* MATERIAL FOR THIS EXERCISE

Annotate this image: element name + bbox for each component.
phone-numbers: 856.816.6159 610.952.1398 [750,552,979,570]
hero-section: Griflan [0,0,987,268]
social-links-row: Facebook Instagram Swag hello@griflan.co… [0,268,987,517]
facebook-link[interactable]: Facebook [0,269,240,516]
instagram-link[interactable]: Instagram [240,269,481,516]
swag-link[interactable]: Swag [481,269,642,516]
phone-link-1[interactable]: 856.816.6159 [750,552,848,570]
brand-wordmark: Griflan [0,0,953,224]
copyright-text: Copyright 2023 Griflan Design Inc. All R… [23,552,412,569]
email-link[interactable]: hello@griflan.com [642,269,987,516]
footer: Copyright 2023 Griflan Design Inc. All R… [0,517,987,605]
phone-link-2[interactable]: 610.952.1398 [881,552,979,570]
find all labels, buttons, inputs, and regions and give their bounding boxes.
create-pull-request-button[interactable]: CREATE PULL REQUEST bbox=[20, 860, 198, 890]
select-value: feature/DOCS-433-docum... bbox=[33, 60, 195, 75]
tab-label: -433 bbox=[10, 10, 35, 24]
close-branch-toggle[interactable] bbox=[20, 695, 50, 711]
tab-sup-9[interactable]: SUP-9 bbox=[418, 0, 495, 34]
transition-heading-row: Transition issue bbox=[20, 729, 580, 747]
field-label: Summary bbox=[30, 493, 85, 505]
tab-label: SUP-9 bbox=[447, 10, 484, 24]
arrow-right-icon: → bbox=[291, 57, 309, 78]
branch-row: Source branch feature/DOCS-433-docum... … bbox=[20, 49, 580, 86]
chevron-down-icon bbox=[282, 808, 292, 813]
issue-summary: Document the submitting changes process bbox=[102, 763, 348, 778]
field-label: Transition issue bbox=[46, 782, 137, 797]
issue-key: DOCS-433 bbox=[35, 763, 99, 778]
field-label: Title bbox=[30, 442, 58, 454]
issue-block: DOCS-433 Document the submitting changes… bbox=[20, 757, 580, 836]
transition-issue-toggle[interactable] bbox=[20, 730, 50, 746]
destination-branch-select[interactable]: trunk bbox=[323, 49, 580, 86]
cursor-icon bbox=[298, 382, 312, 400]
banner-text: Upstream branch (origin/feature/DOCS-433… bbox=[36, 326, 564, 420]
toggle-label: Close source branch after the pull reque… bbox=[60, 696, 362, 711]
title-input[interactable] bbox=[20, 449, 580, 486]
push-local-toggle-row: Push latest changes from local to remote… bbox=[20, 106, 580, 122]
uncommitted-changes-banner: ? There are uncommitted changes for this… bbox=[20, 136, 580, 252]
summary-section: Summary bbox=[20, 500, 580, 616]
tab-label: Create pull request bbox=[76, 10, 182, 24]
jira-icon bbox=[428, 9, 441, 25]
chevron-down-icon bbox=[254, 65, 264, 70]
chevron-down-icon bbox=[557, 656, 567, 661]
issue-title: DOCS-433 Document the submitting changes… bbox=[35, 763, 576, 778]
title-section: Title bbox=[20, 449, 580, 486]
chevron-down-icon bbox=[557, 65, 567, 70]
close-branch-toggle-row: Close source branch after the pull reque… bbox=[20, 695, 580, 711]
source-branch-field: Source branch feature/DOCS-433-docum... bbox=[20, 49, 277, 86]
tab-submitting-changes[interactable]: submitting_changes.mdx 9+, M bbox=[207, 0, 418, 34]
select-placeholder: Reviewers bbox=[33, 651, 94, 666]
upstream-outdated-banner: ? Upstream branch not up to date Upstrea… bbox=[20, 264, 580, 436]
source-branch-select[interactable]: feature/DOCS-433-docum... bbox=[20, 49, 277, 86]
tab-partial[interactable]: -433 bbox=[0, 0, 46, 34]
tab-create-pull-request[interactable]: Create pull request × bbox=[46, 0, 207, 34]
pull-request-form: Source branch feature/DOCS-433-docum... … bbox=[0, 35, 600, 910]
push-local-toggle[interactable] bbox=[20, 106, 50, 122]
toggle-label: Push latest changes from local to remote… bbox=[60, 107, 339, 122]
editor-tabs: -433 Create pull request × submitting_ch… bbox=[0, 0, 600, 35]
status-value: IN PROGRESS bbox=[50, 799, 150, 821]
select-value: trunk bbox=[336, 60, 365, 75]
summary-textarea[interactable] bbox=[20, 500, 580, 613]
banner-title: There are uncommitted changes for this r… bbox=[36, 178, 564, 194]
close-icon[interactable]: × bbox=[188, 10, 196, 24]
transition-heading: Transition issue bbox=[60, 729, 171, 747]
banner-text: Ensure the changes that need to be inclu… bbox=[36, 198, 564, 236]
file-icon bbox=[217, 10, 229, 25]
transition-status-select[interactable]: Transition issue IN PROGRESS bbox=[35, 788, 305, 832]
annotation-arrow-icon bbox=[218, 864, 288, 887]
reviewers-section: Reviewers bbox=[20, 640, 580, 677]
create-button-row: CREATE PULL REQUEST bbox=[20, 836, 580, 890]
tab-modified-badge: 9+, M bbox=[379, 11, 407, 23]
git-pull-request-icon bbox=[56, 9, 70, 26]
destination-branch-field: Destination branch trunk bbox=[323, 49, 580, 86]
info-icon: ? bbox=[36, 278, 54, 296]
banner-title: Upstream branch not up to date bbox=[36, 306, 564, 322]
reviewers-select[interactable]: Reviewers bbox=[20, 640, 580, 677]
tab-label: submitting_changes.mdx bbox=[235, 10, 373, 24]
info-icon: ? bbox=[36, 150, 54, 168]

---

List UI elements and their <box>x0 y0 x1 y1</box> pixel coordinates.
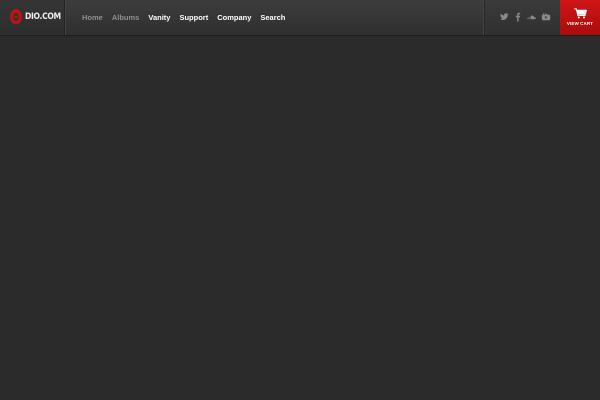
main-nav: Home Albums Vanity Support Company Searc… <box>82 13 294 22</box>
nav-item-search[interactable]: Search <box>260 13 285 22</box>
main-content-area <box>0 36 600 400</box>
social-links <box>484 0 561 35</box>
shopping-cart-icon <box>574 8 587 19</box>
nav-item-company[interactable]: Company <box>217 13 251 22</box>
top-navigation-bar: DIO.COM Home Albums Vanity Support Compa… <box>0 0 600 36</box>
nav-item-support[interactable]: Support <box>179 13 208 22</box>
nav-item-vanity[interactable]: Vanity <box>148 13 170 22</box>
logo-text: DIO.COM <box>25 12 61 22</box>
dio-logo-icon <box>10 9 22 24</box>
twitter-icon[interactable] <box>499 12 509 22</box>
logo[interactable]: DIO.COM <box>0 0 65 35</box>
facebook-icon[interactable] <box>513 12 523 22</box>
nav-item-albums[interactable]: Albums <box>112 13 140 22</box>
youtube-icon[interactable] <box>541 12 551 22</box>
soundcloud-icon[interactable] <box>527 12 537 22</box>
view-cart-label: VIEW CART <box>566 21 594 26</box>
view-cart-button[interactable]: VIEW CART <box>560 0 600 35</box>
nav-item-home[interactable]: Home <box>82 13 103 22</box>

==

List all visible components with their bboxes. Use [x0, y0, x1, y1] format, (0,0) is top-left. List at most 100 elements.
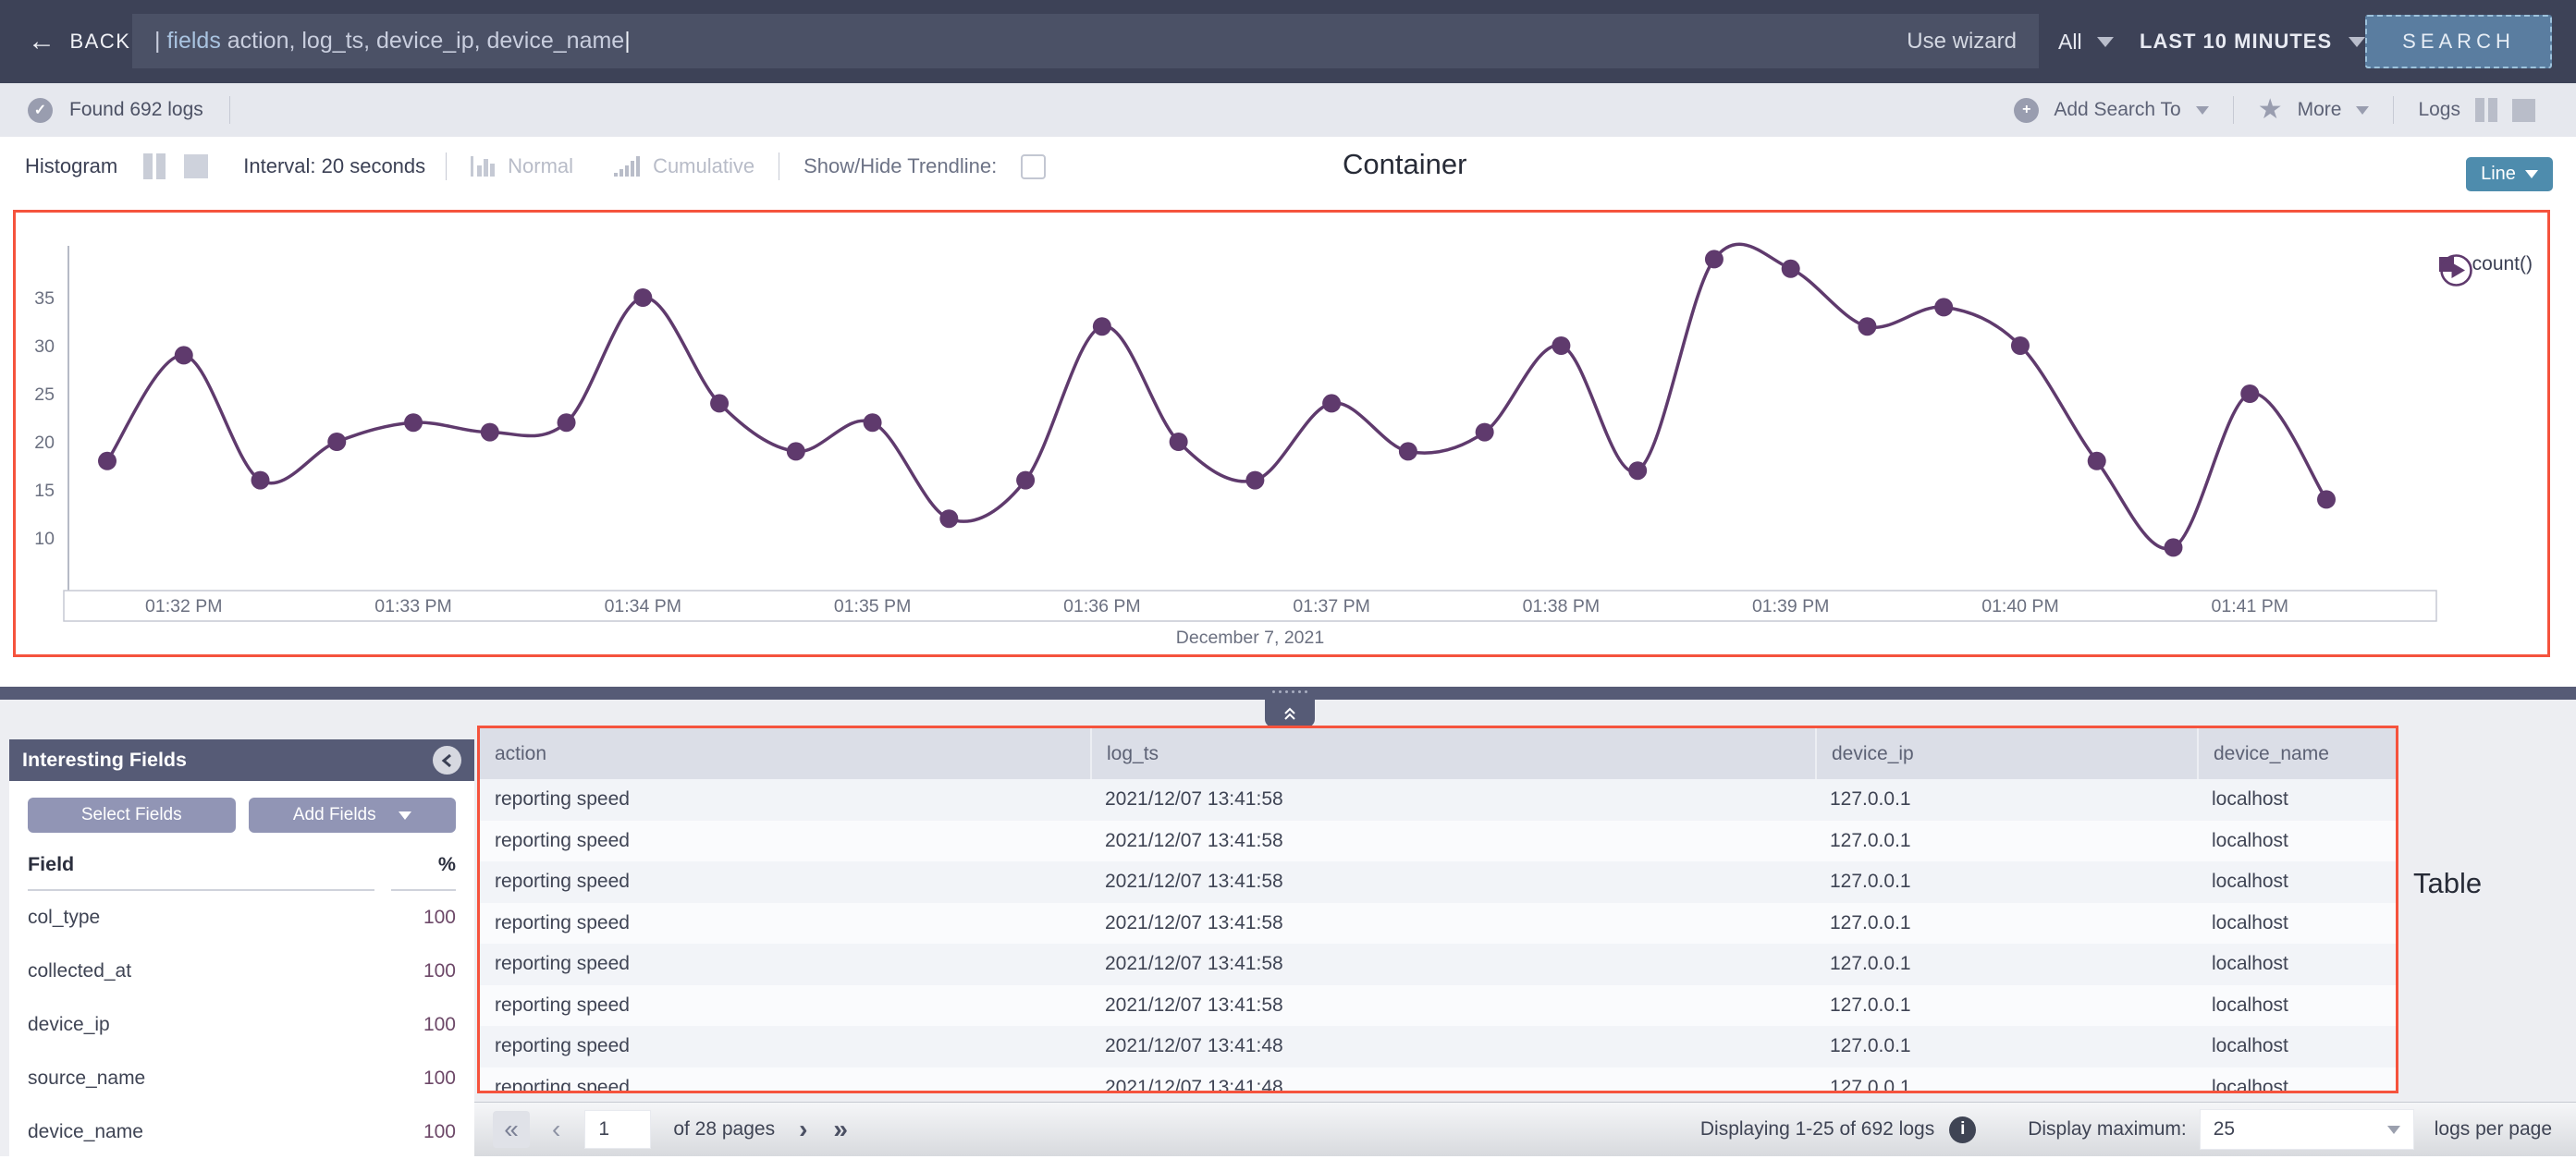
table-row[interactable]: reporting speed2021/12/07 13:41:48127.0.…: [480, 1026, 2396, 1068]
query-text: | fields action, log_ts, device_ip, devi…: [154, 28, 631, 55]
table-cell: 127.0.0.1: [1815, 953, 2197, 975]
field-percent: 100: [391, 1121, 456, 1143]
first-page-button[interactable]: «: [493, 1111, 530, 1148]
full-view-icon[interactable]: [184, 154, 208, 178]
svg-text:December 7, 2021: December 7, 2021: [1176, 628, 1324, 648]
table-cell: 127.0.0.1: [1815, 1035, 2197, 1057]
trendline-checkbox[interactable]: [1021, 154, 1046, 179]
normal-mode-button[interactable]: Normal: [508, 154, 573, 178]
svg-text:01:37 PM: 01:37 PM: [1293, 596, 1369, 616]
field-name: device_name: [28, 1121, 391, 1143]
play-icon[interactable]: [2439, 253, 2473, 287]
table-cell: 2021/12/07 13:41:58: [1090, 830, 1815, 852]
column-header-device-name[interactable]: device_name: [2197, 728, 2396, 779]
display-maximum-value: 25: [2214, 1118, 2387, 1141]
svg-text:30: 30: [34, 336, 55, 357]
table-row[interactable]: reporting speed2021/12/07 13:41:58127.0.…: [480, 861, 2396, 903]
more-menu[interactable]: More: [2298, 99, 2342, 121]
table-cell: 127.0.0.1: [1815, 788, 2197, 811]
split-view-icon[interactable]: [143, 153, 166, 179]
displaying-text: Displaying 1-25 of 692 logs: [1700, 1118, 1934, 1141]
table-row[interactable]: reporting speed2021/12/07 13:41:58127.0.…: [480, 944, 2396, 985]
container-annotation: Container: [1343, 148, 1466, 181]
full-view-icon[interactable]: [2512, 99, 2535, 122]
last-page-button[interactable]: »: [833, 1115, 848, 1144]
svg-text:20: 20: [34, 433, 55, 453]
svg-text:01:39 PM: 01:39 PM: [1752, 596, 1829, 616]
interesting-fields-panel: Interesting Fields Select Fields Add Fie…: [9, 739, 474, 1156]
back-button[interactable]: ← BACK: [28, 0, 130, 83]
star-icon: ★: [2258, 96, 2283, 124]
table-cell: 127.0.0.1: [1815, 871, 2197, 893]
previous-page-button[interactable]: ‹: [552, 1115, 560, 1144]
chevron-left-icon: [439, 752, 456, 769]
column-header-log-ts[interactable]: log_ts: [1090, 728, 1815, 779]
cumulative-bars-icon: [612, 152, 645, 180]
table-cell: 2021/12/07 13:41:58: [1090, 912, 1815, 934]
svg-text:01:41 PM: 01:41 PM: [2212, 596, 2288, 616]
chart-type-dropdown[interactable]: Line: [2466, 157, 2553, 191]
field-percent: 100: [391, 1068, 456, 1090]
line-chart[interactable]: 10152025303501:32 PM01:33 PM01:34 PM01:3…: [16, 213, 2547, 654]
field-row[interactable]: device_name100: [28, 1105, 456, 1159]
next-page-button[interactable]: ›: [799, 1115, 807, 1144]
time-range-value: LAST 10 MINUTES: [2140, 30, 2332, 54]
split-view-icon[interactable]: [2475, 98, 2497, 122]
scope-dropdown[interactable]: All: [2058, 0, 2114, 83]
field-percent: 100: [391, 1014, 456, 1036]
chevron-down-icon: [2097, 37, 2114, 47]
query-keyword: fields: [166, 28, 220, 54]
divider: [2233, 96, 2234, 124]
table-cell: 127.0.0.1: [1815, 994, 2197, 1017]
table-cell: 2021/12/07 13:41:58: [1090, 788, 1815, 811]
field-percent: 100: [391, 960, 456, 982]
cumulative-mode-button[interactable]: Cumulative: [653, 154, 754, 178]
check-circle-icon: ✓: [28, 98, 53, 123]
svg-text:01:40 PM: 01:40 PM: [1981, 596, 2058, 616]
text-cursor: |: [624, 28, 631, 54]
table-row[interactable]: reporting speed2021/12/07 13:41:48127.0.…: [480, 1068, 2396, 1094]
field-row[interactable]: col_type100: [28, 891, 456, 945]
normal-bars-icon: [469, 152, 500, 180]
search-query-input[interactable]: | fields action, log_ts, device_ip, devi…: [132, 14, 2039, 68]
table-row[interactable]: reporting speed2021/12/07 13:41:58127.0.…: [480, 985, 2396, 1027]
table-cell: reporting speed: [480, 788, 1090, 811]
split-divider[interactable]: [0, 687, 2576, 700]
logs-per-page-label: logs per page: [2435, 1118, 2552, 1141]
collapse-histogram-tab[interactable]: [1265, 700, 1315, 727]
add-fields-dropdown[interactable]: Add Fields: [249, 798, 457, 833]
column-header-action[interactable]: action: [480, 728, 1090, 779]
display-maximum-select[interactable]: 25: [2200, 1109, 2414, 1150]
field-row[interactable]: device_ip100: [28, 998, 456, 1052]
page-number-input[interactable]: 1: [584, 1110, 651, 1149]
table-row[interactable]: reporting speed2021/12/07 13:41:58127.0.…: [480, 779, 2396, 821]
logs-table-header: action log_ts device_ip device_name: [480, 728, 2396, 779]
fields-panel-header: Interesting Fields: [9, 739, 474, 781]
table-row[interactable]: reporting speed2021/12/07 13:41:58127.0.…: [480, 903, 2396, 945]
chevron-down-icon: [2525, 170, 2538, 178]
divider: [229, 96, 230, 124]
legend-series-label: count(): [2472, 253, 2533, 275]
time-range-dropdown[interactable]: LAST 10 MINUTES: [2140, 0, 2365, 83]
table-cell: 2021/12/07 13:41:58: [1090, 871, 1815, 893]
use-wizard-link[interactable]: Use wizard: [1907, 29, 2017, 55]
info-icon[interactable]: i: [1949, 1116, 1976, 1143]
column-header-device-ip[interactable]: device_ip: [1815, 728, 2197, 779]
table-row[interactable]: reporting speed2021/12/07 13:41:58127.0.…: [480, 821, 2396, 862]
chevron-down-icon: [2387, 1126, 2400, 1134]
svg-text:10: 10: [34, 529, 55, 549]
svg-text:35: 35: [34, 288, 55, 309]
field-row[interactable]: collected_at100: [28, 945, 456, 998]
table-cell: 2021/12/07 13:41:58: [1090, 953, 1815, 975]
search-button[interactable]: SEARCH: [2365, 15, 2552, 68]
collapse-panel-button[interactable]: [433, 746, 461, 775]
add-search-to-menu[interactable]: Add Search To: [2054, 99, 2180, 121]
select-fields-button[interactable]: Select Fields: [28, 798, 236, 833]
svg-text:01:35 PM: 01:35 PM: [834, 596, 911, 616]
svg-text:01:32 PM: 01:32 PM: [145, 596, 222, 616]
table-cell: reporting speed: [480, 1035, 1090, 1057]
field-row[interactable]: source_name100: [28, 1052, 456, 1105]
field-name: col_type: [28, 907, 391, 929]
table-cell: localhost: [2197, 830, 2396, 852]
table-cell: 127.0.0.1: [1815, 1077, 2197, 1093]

* SET EXERCISE
How many lines of the material above contain the string "cursor"? Treat uppercase and lowercase as distinct, and reply with the number only.

* FINISHED EXERCISE
2